Go through the entries below and retype them exactly, omitting each picture.

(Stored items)

'''

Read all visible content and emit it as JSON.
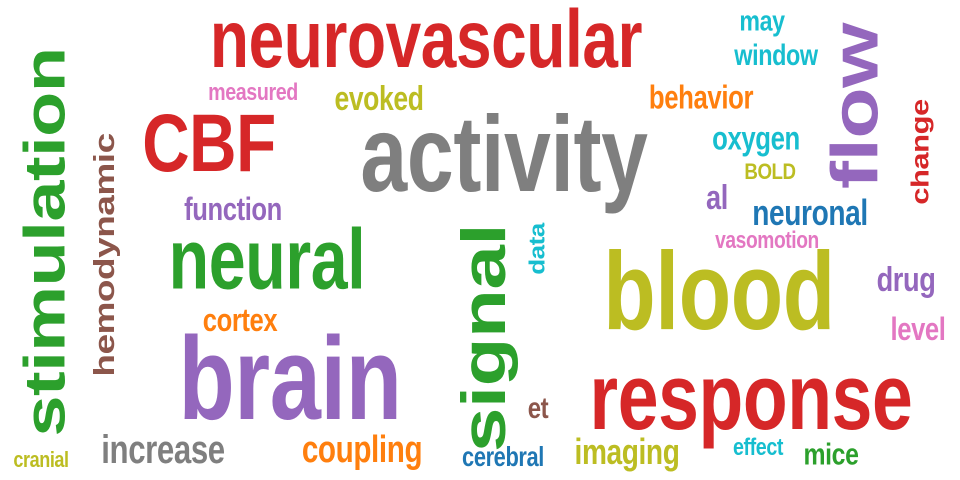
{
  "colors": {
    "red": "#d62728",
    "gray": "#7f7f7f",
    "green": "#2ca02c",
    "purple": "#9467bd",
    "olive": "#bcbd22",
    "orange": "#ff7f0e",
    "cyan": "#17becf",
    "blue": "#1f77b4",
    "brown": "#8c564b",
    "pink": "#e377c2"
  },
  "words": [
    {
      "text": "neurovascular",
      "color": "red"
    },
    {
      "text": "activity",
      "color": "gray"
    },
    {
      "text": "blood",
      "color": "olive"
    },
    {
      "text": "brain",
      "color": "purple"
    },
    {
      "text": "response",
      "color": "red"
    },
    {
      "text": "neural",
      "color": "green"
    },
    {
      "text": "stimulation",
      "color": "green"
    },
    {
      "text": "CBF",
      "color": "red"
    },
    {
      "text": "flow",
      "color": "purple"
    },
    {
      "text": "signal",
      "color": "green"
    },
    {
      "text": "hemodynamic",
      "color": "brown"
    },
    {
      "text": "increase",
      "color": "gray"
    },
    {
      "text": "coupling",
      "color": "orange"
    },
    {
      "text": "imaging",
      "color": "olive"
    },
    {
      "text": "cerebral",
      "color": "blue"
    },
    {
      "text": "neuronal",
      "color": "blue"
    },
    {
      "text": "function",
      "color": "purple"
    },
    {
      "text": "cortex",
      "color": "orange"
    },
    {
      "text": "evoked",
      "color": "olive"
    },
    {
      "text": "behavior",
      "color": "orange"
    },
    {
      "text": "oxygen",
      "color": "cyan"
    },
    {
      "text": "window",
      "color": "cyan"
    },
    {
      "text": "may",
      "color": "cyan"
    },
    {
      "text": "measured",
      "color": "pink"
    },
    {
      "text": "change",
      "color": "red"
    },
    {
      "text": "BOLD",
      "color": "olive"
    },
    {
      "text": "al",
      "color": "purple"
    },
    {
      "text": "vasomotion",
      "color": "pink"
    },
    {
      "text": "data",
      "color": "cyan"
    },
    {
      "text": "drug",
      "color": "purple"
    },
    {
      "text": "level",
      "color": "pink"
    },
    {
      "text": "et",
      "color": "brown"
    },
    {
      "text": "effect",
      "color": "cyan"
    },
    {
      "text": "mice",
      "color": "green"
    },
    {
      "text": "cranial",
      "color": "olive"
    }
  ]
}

'''

REPLY
Read all visible content and emit it as JSON.
{
  "colors": {
    "red": "#d62728",
    "gray": "#7f7f7f",
    "green": "#2ca02c",
    "purple": "#9467bd",
    "olive": "#bcbd22",
    "orange": "#ff7f0e",
    "cyan": "#17becf",
    "blue": "#1f77b4",
    "brown": "#8c564b",
    "pink": "#e377c2"
  },
  "words": [
    {
      "text": "neurovascular",
      "color": "red"
    },
    {
      "text": "activity",
      "color": "gray"
    },
    {
      "text": "blood",
      "color": "olive"
    },
    {
      "text": "brain",
      "color": "purple"
    },
    {
      "text": "response",
      "color": "red"
    },
    {
      "text": "neural",
      "color": "green"
    },
    {
      "text": "stimulation",
      "color": "green"
    },
    {
      "text": "CBF",
      "color": "red"
    },
    {
      "text": "flow",
      "color": "purple"
    },
    {
      "text": "signal",
      "color": "green"
    },
    {
      "text": "hemodynamic",
      "color": "brown"
    },
    {
      "text": "increase",
      "color": "gray"
    },
    {
      "text": "coupling",
      "color": "orange"
    },
    {
      "text": "imaging",
      "color": "olive"
    },
    {
      "text": "cerebral",
      "color": "blue"
    },
    {
      "text": "neuronal",
      "color": "blue"
    },
    {
      "text": "function",
      "color": "purple"
    },
    {
      "text": "cortex",
      "color": "orange"
    },
    {
      "text": "evoked",
      "color": "olive"
    },
    {
      "text": "behavior",
      "color": "orange"
    },
    {
      "text": "oxygen",
      "color": "cyan"
    },
    {
      "text": "window",
      "color": "cyan"
    },
    {
      "text": "may",
      "color": "cyan"
    },
    {
      "text": "measured",
      "color": "pink"
    },
    {
      "text": "change",
      "color": "red"
    },
    {
      "text": "BOLD",
      "color": "olive"
    },
    {
      "text": "al",
      "color": "purple"
    },
    {
      "text": "vasomotion",
      "color": "pink"
    },
    {
      "text": "data",
      "color": "cyan"
    },
    {
      "text": "drug",
      "color": "purple"
    },
    {
      "text": "level",
      "color": "pink"
    },
    {
      "text": "et",
      "color": "brown"
    },
    {
      "text": "effect",
      "color": "cyan"
    },
    {
      "text": "mice",
      "color": "green"
    },
    {
      "text": "cranial",
      "color": "olive"
    }
  ]
}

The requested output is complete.